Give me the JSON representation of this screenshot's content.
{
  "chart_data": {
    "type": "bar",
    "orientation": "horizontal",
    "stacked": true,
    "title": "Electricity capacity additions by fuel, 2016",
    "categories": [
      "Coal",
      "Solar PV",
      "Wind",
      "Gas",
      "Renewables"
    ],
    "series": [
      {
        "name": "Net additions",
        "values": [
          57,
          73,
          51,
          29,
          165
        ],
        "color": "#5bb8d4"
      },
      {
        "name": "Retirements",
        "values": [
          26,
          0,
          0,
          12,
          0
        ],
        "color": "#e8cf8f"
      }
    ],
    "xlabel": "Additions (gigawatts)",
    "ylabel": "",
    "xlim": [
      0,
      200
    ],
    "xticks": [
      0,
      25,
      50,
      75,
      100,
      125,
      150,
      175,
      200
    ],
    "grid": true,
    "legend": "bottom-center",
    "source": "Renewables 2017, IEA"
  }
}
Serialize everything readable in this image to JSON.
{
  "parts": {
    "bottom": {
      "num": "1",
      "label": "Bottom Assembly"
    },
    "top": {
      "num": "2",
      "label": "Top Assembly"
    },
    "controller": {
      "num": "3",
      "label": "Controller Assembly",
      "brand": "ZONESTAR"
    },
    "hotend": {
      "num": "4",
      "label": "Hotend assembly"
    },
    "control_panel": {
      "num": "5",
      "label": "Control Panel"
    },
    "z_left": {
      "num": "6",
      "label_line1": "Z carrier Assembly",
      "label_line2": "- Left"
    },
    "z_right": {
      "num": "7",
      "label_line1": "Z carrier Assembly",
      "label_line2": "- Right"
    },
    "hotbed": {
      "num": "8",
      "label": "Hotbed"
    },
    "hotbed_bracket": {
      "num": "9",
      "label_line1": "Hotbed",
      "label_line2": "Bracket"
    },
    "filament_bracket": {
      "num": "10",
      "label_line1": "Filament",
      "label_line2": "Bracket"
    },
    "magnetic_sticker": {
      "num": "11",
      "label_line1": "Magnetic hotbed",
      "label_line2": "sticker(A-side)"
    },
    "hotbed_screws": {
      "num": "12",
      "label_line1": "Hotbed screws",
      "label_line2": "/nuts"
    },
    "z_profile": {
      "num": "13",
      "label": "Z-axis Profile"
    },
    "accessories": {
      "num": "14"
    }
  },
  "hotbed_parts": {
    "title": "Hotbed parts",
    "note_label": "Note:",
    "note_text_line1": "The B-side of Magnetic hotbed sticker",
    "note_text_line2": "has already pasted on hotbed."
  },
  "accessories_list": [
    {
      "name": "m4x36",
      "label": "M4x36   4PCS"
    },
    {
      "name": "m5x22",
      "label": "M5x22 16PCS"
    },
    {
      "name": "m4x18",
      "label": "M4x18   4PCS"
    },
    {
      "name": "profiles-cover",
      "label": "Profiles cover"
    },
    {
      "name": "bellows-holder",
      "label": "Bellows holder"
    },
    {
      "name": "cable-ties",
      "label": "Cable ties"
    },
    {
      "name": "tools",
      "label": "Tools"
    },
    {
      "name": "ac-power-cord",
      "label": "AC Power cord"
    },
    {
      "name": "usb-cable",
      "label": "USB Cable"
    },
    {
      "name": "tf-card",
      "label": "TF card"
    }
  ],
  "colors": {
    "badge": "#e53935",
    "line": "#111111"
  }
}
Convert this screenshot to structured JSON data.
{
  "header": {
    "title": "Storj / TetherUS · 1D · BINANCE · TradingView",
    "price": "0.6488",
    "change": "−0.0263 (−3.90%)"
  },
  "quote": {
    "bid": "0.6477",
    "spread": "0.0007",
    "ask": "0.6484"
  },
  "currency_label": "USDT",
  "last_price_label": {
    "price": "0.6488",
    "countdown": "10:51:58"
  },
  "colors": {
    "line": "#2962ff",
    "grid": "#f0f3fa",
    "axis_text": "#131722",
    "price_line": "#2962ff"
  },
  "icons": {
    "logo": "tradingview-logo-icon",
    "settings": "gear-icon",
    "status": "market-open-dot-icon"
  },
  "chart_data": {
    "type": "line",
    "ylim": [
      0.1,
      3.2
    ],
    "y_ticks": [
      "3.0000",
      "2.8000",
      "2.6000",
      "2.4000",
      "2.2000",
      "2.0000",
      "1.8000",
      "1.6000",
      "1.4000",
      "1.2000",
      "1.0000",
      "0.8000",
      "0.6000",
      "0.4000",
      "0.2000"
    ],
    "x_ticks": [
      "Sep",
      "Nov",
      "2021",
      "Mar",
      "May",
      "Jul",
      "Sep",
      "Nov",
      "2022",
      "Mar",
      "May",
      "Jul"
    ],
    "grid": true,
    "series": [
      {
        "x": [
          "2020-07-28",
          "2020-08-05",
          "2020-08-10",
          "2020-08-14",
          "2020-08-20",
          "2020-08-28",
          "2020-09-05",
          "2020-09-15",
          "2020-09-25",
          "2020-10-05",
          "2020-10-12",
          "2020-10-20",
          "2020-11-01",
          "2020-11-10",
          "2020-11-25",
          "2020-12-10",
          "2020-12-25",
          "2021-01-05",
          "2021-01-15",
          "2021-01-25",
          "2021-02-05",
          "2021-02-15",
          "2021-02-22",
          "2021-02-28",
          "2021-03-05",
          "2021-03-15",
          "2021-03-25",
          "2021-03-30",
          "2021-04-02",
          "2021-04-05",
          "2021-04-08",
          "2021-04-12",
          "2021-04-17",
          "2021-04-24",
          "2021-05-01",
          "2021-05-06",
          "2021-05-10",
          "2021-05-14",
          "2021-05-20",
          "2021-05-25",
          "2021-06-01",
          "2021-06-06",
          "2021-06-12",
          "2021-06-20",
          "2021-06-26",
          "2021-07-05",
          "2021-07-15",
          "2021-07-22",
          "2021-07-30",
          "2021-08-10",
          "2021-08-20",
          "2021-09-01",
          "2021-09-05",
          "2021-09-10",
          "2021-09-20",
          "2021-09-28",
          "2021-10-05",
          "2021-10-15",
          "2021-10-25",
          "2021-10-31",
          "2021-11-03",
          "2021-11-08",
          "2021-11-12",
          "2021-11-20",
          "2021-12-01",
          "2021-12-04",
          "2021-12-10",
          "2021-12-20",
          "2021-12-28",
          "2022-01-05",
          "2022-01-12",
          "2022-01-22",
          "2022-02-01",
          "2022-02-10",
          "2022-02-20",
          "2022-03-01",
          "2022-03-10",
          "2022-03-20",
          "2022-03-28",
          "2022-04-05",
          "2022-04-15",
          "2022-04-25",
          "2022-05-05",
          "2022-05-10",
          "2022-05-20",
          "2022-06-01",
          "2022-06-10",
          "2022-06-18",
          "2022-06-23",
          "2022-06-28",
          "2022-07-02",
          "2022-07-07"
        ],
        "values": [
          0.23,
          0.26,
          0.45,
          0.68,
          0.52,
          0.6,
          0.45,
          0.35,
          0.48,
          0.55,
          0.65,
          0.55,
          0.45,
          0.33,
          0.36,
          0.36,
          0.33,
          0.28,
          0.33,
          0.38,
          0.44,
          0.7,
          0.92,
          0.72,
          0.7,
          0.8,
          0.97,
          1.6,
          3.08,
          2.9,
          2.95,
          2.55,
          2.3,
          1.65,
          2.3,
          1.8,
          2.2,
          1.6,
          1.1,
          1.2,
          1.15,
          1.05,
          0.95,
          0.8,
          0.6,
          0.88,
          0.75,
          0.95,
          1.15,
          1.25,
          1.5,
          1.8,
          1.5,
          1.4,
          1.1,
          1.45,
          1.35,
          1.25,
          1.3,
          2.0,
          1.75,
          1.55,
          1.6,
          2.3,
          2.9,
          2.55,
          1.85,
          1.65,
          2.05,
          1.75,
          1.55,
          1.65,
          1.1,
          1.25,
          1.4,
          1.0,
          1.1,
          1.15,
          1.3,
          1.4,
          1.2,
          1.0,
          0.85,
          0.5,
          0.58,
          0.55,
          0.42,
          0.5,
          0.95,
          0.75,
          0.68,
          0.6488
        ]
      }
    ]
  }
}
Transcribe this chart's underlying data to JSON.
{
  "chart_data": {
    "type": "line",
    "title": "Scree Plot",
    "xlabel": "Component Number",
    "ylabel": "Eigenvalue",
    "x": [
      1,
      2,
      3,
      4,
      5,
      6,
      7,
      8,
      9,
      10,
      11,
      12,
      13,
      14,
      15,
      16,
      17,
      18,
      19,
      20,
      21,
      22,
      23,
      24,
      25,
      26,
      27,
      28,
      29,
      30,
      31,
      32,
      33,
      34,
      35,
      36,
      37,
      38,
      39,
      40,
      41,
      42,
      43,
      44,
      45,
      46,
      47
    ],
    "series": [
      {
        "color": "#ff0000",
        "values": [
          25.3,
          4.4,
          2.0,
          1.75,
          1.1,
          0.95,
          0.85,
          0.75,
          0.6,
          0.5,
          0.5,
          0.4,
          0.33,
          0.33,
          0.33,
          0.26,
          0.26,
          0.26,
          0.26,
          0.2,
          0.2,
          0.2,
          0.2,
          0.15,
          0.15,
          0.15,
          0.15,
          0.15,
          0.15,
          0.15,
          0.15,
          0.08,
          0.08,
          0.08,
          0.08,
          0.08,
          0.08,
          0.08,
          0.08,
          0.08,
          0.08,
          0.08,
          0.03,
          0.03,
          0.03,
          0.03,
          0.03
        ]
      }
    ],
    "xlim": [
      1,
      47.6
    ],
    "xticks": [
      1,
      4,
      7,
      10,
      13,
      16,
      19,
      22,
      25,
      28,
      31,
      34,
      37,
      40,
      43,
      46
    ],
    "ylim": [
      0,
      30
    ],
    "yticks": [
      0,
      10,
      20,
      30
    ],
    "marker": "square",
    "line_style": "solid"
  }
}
---------------
### Task description
Show the lines where the word "cord" appears in the entries.

### Full response
      "name": "ac-power-cord",
      "label": "AC Power cord"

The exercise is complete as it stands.